> **Instructions for the task**:
Quote the entries word for word. Omit the pictures.

> **Supplied data**:

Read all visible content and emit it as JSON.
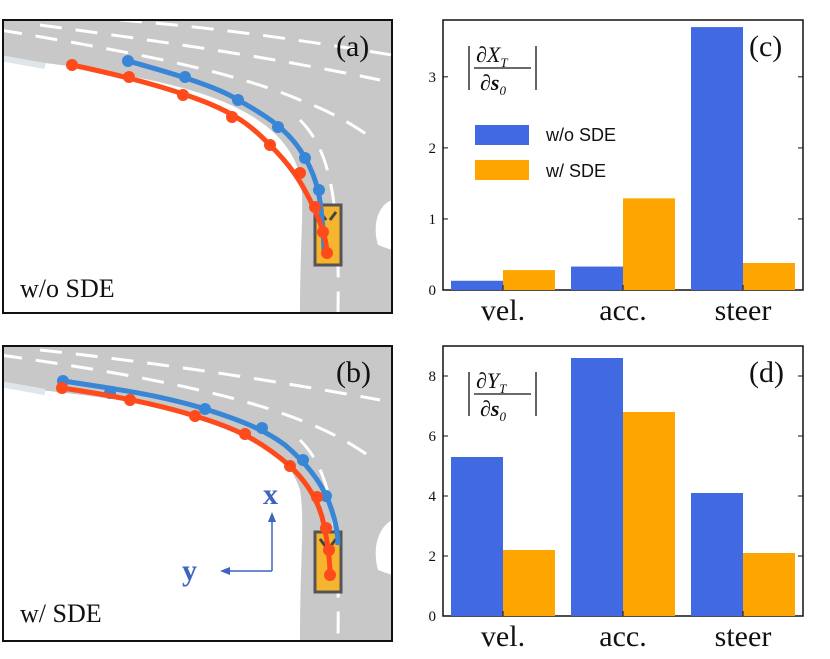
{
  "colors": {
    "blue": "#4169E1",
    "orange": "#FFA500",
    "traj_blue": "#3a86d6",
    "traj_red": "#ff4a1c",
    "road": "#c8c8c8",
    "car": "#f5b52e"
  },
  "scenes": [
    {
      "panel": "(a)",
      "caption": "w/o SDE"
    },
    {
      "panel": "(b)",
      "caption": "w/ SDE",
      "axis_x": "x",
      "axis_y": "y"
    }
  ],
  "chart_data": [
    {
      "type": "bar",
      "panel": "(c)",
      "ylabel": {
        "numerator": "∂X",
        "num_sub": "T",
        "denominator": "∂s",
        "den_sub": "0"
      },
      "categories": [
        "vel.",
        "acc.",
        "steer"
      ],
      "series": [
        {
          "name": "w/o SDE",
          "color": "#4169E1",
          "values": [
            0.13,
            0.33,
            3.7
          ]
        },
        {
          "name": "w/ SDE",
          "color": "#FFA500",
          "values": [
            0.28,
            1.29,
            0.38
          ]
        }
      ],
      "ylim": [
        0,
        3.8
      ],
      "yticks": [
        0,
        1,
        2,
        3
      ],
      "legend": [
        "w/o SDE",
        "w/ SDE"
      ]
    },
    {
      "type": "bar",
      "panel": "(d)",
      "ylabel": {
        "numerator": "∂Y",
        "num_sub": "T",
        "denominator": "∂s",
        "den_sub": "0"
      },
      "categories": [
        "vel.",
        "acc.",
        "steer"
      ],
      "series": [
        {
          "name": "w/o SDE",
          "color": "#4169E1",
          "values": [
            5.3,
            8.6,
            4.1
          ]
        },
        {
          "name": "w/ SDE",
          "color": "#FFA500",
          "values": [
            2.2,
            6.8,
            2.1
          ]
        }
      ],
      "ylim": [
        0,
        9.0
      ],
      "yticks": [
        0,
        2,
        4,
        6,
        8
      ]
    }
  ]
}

> **Task solution**:
Read all visible content and emit it as JSON.
{
  "colors": {
    "blue": "#4169E1",
    "orange": "#FFA500",
    "traj_blue": "#3a86d6",
    "traj_red": "#ff4a1c",
    "road": "#c8c8c8",
    "car": "#f5b52e"
  },
  "scenes": [
    {
      "panel": "(a)",
      "caption": "w/o SDE"
    },
    {
      "panel": "(b)",
      "caption": "w/ SDE",
      "axis_x": "x",
      "axis_y": "y"
    }
  ],
  "chart_data": [
    {
      "type": "bar",
      "panel": "(c)",
      "ylabel": {
        "numerator": "∂X",
        "num_sub": "T",
        "denominator": "∂s",
        "den_sub": "0"
      },
      "categories": [
        "vel.",
        "acc.",
        "steer"
      ],
      "series": [
        {
          "name": "w/o SDE",
          "color": "#4169E1",
          "values": [
            0.13,
            0.33,
            3.7
          ]
        },
        {
          "name": "w/ SDE",
          "color": "#FFA500",
          "values": [
            0.28,
            1.29,
            0.38
          ]
        }
      ],
      "ylim": [
        0,
        3.8
      ],
      "yticks": [
        0,
        1,
        2,
        3
      ],
      "legend": [
        "w/o SDE",
        "w/ SDE"
      ]
    },
    {
      "type": "bar",
      "panel": "(d)",
      "ylabel": {
        "numerator": "∂Y",
        "num_sub": "T",
        "denominator": "∂s",
        "den_sub": "0"
      },
      "categories": [
        "vel.",
        "acc.",
        "steer"
      ],
      "series": [
        {
          "name": "w/o SDE",
          "color": "#4169E1",
          "values": [
            5.3,
            8.6,
            4.1
          ]
        },
        {
          "name": "w/ SDE",
          "color": "#FFA500",
          "values": [
            2.2,
            6.8,
            2.1
          ]
        }
      ],
      "ylim": [
        0,
        9.0
      ],
      "yticks": [
        0,
        2,
        4,
        6,
        8
      ]
    }
  ]
}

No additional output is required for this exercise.